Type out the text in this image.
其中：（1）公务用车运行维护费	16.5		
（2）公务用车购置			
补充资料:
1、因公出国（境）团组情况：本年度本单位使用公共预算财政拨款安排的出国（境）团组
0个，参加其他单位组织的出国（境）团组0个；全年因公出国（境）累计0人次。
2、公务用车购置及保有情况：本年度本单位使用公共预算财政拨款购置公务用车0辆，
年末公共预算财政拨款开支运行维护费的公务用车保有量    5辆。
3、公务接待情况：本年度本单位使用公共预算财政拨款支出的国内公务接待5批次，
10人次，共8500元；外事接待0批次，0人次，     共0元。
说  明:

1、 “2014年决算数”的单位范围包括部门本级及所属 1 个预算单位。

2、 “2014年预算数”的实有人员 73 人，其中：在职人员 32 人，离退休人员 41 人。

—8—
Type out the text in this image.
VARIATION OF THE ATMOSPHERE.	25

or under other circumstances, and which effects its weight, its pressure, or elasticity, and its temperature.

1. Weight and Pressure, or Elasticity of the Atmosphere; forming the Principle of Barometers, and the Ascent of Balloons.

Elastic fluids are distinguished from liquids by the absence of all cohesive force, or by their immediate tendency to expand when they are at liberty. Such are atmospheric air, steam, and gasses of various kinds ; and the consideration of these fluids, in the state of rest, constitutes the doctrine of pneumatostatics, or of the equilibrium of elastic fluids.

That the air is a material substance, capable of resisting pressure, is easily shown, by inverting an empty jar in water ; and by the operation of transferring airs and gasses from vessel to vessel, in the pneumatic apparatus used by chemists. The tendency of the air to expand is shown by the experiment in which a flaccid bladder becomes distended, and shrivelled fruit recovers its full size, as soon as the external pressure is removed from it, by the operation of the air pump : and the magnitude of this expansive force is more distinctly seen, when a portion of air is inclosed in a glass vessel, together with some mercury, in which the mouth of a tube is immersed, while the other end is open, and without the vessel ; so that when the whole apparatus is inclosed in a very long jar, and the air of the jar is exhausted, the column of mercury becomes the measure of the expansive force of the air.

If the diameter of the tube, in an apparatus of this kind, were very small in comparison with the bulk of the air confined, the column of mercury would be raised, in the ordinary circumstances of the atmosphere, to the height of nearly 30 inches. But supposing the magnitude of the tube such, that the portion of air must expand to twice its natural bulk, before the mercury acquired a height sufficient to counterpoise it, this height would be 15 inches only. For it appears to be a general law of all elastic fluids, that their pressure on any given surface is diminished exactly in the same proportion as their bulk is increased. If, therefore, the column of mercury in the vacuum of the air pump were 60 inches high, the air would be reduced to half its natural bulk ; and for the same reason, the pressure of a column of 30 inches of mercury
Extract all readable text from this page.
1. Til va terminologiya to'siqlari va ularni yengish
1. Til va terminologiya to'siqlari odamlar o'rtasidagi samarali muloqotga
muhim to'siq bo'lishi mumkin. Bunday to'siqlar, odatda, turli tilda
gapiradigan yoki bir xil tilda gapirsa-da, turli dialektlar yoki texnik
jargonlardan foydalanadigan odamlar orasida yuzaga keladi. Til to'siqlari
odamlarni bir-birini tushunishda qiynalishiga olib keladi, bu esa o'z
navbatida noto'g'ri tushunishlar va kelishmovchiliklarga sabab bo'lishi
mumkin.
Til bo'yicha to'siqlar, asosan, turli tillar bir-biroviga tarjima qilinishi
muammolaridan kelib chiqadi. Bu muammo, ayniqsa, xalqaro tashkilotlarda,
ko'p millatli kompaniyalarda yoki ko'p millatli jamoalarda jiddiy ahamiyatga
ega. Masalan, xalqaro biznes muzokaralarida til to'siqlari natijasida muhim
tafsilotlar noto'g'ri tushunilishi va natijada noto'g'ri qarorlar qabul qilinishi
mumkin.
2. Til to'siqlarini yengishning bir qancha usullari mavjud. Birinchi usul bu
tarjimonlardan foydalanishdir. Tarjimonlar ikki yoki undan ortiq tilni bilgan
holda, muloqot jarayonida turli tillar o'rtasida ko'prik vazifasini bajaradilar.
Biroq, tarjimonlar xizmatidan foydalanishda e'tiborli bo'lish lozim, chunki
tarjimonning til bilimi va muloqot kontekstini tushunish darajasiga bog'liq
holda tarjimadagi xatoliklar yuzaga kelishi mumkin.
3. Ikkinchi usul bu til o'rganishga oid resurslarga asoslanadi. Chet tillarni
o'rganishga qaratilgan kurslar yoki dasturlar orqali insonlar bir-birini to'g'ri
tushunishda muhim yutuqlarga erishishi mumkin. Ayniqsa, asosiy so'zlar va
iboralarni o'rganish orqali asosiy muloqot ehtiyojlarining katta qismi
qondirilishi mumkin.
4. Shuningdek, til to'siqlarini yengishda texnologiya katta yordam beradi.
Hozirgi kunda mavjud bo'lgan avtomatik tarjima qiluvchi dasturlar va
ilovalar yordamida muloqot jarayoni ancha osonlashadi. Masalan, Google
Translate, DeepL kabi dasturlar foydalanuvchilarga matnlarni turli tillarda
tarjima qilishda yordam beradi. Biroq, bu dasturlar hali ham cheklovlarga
◇ ◇ ◇ ◇ ◇
GIVEN PROBLEM: Every line that holds the word "xalqaro" should be extracted.

RIGHT ANSWER:
muammolaridan kelib chiqadi. Bu muammo, ayniqsa, xalqaro tashkilotlarda,
ega. Masalan, xalqaro biznes muzokaralarida til to'siqlari natijasida muhim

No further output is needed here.